— Start DATASET —

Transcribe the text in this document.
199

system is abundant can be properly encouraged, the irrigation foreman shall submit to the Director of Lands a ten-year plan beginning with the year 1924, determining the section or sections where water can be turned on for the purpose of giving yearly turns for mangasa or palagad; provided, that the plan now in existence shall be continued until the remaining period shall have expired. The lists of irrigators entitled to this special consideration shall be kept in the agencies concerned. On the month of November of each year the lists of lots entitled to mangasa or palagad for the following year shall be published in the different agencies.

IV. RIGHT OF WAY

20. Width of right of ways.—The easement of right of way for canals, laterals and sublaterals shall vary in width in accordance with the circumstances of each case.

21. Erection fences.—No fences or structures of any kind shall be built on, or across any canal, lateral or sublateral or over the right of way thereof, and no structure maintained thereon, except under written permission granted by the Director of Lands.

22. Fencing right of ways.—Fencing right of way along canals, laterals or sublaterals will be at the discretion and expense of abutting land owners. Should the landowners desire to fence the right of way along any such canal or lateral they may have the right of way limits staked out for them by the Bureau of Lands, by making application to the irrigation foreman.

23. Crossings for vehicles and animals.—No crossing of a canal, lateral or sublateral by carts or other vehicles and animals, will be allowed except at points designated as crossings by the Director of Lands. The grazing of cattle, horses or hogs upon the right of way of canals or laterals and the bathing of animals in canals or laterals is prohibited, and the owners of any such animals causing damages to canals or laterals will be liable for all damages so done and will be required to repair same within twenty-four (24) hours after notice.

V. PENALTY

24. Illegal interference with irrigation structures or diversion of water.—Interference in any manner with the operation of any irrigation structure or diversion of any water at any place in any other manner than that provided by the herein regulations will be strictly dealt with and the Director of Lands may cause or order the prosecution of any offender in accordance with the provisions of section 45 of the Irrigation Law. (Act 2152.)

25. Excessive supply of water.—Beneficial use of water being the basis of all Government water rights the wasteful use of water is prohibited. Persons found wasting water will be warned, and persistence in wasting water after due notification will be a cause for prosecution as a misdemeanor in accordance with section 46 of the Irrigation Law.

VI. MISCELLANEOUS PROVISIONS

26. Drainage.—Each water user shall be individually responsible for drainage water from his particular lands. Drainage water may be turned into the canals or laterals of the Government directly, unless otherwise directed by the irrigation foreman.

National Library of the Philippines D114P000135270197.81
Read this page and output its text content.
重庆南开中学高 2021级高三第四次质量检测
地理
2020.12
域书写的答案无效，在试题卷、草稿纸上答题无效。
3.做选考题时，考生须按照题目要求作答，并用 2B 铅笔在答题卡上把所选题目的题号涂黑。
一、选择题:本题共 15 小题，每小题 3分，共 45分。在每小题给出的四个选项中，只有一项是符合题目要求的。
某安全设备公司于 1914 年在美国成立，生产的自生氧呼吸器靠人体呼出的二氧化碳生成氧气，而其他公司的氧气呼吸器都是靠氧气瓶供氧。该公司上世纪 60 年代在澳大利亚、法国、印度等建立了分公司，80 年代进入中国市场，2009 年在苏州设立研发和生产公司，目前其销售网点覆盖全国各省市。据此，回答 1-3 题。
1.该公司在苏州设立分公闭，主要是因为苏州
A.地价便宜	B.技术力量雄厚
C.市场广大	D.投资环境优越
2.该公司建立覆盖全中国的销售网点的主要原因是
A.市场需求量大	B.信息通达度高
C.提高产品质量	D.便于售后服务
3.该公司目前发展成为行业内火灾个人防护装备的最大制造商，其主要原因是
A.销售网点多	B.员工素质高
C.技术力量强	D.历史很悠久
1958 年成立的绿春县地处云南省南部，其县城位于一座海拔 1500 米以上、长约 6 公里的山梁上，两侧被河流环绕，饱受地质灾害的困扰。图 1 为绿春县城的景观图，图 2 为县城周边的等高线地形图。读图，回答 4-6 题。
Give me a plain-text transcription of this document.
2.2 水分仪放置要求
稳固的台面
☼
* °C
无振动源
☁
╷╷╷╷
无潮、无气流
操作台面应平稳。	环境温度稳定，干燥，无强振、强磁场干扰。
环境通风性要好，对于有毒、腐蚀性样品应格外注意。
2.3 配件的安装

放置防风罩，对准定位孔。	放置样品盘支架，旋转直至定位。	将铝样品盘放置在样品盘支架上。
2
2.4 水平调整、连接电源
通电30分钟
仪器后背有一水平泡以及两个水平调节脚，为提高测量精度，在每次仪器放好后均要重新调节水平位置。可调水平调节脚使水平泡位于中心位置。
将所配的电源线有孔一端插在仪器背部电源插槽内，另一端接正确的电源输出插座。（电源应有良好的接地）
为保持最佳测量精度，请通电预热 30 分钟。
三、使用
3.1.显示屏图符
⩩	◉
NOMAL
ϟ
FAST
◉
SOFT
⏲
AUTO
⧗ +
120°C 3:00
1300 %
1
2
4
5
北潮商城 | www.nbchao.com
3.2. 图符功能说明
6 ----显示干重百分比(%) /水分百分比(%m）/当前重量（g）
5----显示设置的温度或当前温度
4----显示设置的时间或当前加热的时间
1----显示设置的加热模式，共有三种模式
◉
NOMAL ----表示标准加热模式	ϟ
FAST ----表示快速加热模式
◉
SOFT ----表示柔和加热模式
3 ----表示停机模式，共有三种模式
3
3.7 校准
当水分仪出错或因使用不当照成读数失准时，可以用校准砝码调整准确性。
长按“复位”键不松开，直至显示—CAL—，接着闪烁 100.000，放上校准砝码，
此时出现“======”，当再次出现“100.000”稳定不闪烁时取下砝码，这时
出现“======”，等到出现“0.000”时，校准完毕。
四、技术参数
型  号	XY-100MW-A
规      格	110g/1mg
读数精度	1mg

— End DATASET —

**WHAT TO DO**. All lines above with "ways" in them should be returned.

**EXERCISE ANSWER**.
20. Width of right of ways.—The easement of right of way for canals, laterals and sublaterals shall vary in width in accordance with the circumstances of each case.
22. Fencing right of ways.—Fencing right of way along canals, laterals or sublaterals will be at the discretion and expense of abutting land owners. Should the landowners desire to fence the right of way along any such canal or lateral they may have the right of way limits staked out for them by the Bureau of Lands, by making application to the irrigation foreman.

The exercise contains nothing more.